Exclude the pictures and retype the entries as written.

Material provided:
▼

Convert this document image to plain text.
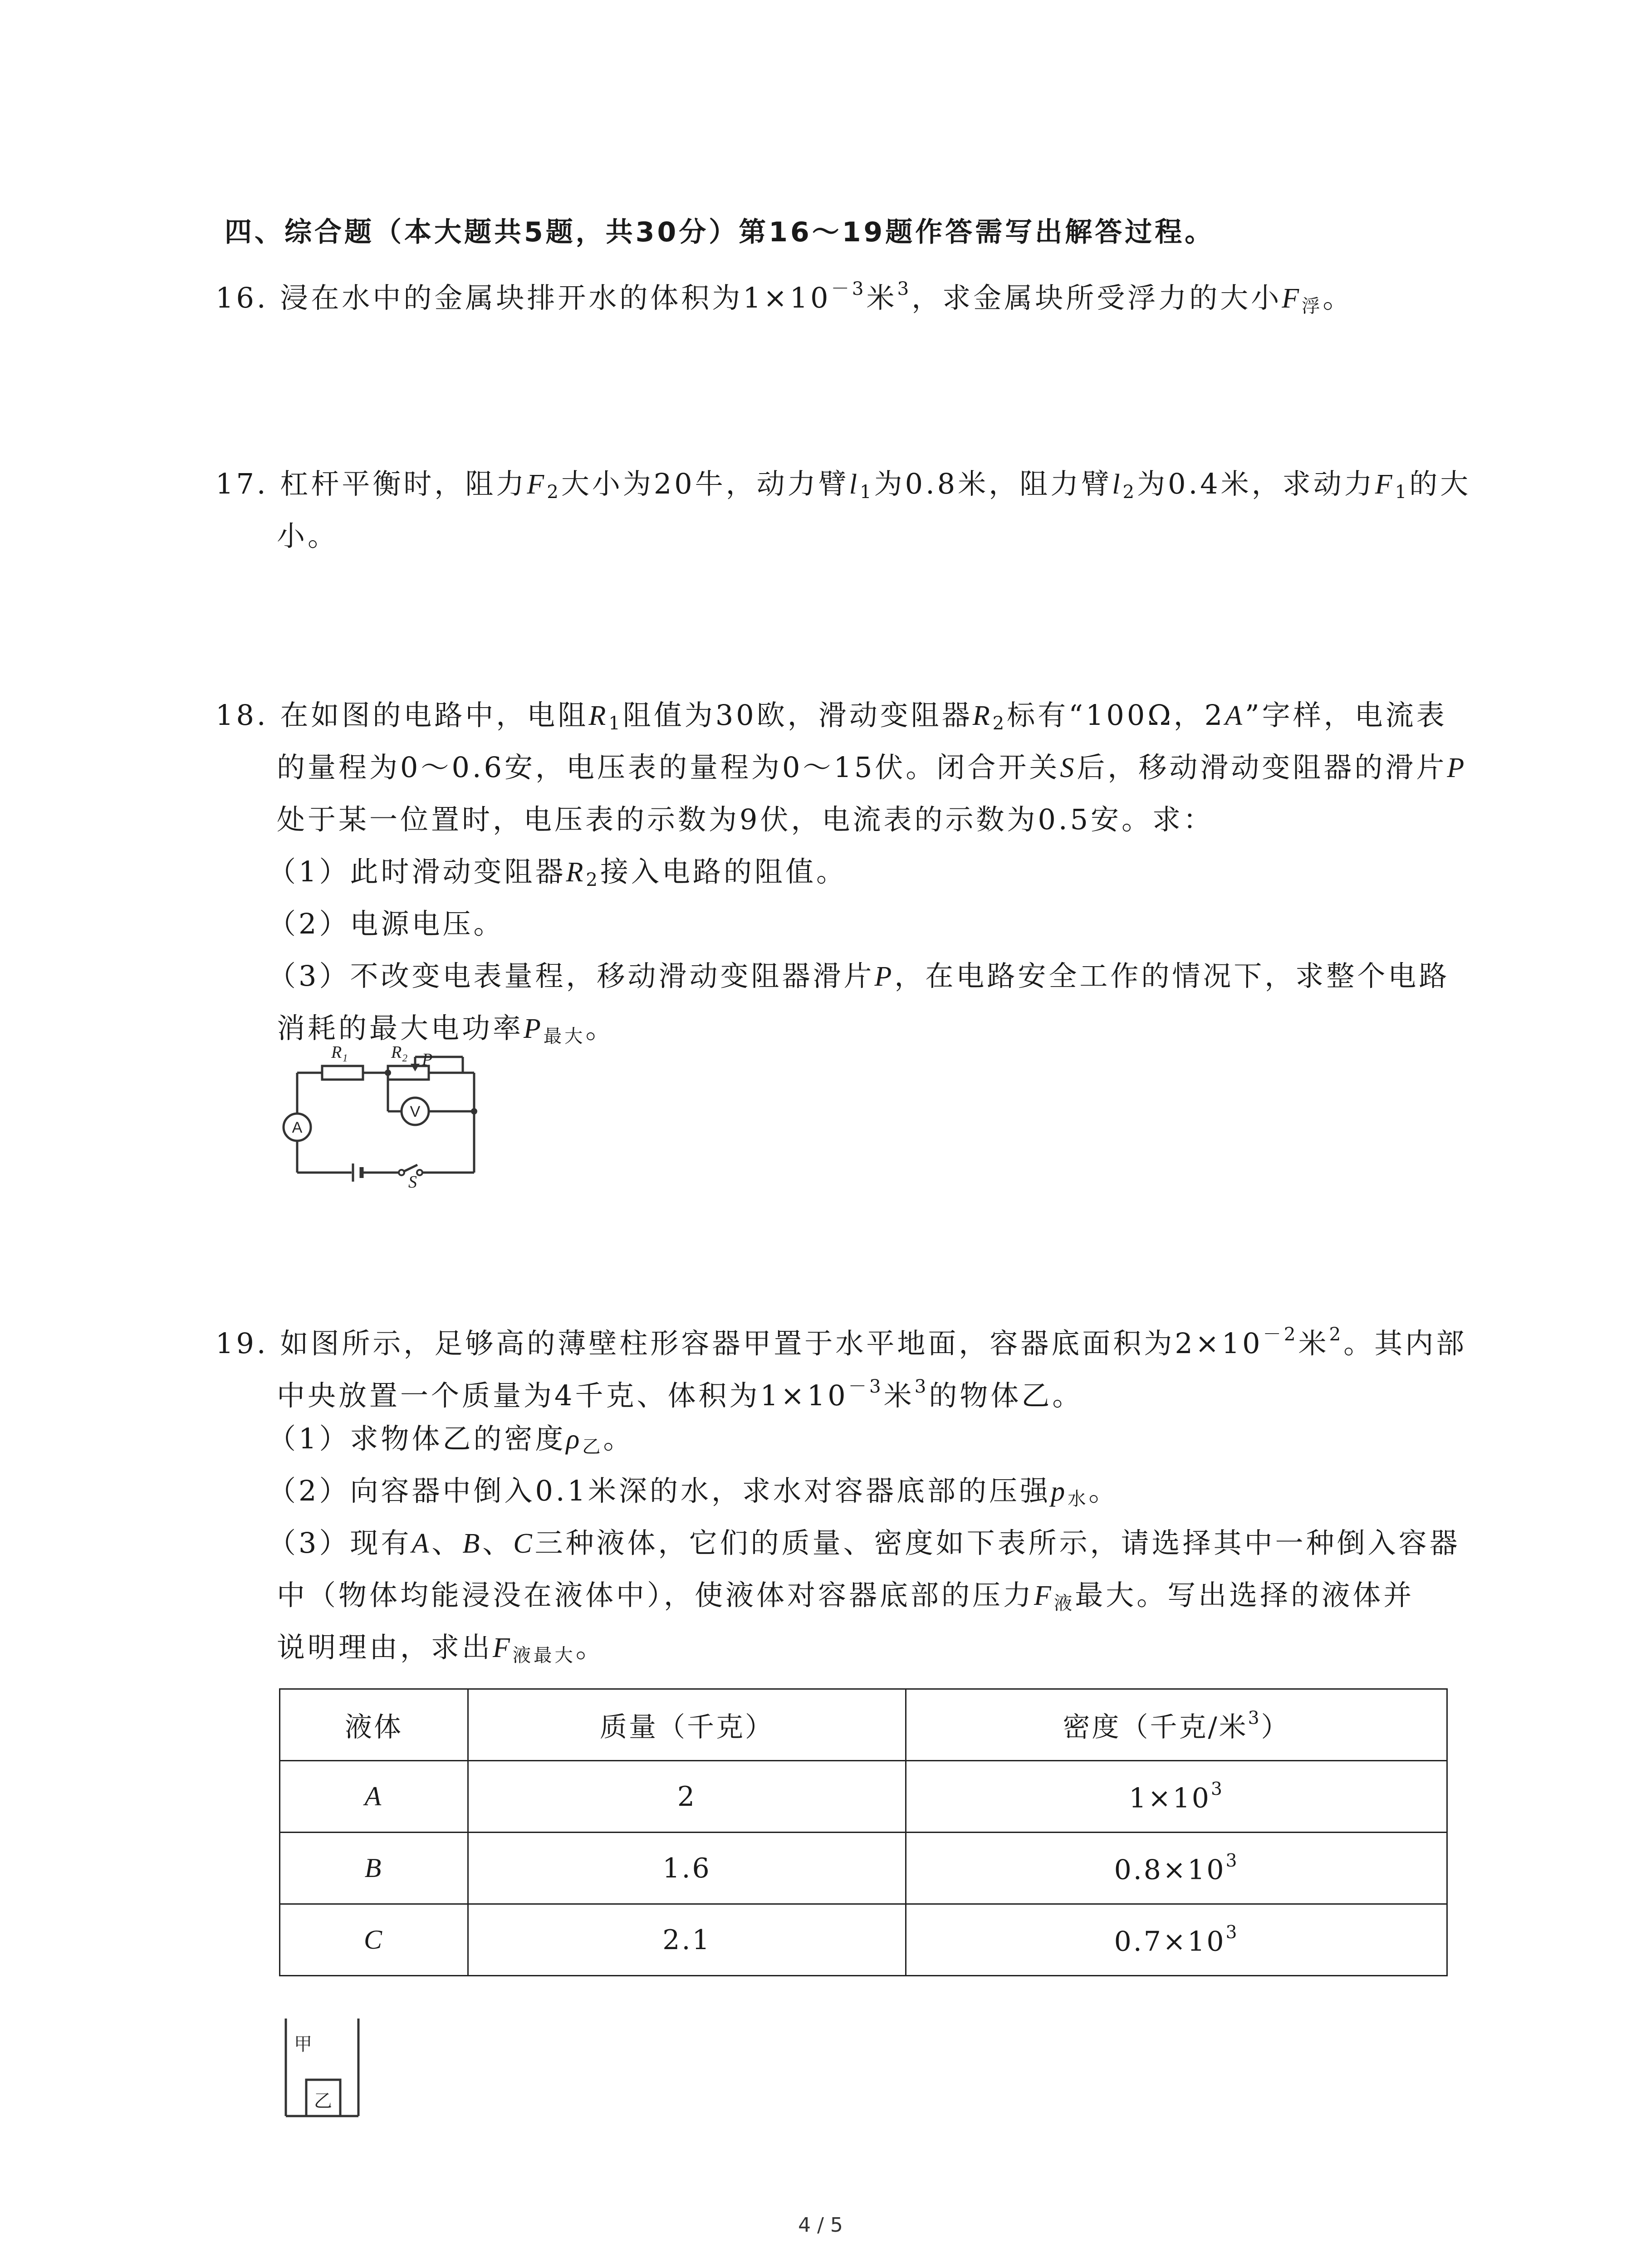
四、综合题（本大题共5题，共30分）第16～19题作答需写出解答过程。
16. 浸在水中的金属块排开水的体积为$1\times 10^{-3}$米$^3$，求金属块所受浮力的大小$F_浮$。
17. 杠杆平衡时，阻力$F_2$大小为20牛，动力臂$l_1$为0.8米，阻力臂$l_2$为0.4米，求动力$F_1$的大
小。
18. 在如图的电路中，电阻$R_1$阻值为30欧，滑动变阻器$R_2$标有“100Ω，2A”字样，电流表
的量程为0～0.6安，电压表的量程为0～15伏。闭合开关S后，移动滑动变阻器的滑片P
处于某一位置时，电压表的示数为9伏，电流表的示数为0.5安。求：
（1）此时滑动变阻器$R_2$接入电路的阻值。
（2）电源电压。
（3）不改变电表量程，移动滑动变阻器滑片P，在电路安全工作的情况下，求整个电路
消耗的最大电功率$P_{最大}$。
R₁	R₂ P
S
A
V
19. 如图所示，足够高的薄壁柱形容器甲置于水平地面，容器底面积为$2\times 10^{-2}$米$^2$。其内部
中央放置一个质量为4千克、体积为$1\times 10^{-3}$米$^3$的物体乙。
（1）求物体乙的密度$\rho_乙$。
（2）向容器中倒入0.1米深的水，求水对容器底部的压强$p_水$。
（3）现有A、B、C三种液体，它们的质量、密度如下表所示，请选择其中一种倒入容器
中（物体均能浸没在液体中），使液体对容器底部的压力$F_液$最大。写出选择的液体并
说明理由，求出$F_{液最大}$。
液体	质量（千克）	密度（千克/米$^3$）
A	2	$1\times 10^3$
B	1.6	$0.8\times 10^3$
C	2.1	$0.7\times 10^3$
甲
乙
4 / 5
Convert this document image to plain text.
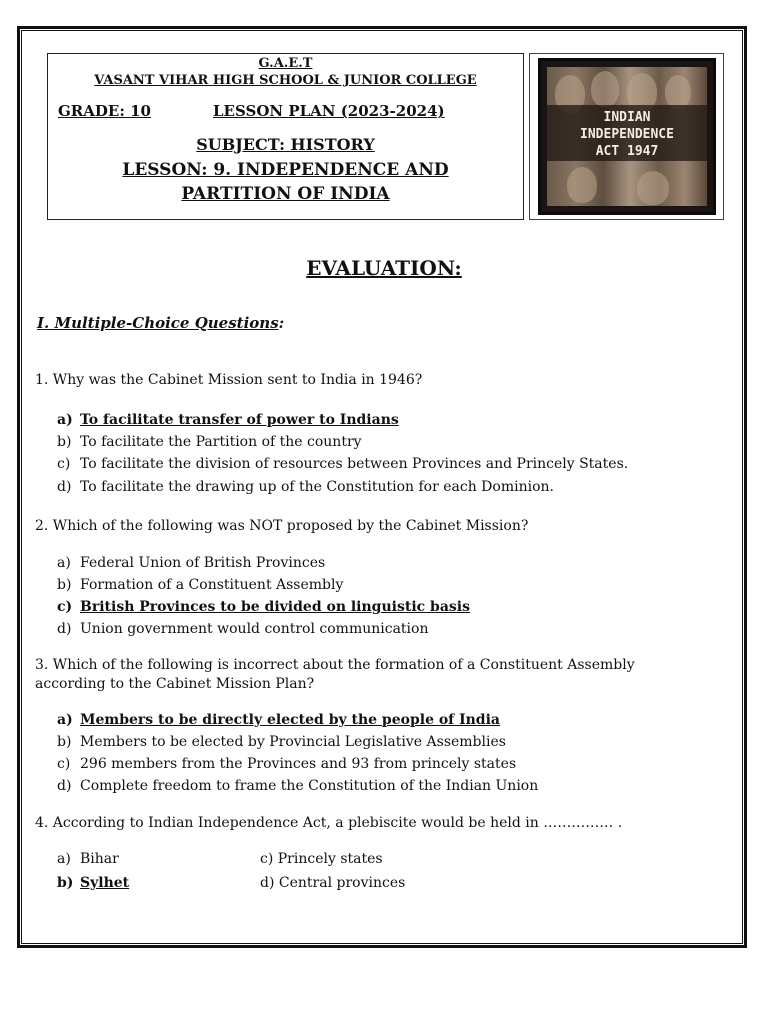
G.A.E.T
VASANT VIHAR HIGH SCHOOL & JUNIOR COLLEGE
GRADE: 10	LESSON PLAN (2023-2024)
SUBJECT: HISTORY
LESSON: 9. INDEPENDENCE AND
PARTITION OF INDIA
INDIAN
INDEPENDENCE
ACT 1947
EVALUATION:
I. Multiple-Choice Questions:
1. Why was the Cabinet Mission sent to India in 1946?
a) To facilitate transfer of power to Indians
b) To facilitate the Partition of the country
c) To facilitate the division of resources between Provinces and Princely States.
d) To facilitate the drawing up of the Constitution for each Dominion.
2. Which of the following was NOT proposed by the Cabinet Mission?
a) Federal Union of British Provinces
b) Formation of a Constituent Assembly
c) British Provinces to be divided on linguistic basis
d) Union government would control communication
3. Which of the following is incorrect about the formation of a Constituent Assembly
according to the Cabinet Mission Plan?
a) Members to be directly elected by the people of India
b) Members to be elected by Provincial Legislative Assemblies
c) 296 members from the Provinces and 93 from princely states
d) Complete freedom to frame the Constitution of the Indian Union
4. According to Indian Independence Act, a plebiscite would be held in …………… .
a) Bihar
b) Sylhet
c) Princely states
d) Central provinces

▲

Response below:
Convert this document image to plain text.
四、综合题（本大题共5题，共30分）第16～19题作答需写出解答过程。
16. 浸在水中的金属块排开水的体积为$1\times 10^{-3}$米$^3$，求金属块所受浮力的大小$F_浮$。
17. 杠杆平衡时，阻力$F_2$大小为20牛，动力臂$l_1$为0.8米，阻力臂$l_2$为0.4米，求动力$F_1$的大
小。
18. 在如图的电路中，电阻$R_1$阻值为30欧，滑动变阻器$R_2$标有“100Ω，2A”字样，电流表
的量程为0～0.6安，电压表的量程为0～15伏。闭合开关S后，移动滑动变阻器的滑片P
处于某一位置时，电压表的示数为9伏，电流表的示数为0.5安。求：
（1）此时滑动变阻器$R_2$接入电路的阻值。
（2）电源电压。
（3）不改变电表量程，移动滑动变阻器滑片P，在电路安全工作的情况下，求整个电路
消耗的最大电功率$P_{最大}$。
R₁	R₂ P
S
A
V
19. 如图所示，足够高的薄壁柱形容器甲置于水平地面，容器底面积为$2\times 10^{-2}$米$^2$。其内部
中央放置一个质量为4千克、体积为$1\times 10^{-3}$米$^3$的物体乙。
（1）求物体乙的密度$\rho_乙$。
（2）向容器中倒入0.1米深的水，求水对容器底部的压强$p_水$。
（3）现有A、B、C三种液体，它们的质量、密度如下表所示，请选择其中一种倒入容器
中（物体均能浸没在液体中），使液体对容器底部的压力$F_液$最大。写出选择的液体并
说明理由，求出$F_{液最大}$。
液体	质量（千克）	密度（千克/米$^3$）
A	2	$1\times 10^3$
B	1.6	$0.8\times 10^3$
C	2.1	$0.7\times 10^3$
甲
乙
4 / 5
Convert this document image to plain text.
G.A.E.T
VASANT VIHAR HIGH SCHOOL & JUNIOR COLLEGE
GRADE: 10	LESSON PLAN (2023-2024)
SUBJECT: HISTORY
LESSON: 9. INDEPENDENCE AND
PARTITION OF INDIA
INDIAN
INDEPENDENCE
ACT 1947
EVALUATION:
I. Multiple-Choice Questions:
1. Why was the Cabinet Mission sent to India in 1946?
a) To facilitate transfer of power to Indians
b) To facilitate the Partition of the country
c) To facilitate the division of resources between Provinces and Princely States.
d) To facilitate the drawing up of the Constitution for each Dominion.
2. Which of the following was NOT proposed by the Cabinet Mission?
a) Federal Union of British Provinces
b) Formation of a Constituent Assembly
c) British Provinces to be divided on linguistic basis
d) Union government would control communication
3. Which of the following is incorrect about the formation of a Constituent Assembly
according to the Cabinet Mission Plan?
a) Members to be directly elected by the people of India
b) Members to be elected by Provincial Legislative Assemblies
c) 296 members from the Provinces and 93 from princely states
d) Complete freedom to frame the Constitution of the Indian Union
4. According to Indian Independence Act, a plebiscite would be held in …………… .
a) Bihar
b) Sylhet
c) Princely states
d) Central provinces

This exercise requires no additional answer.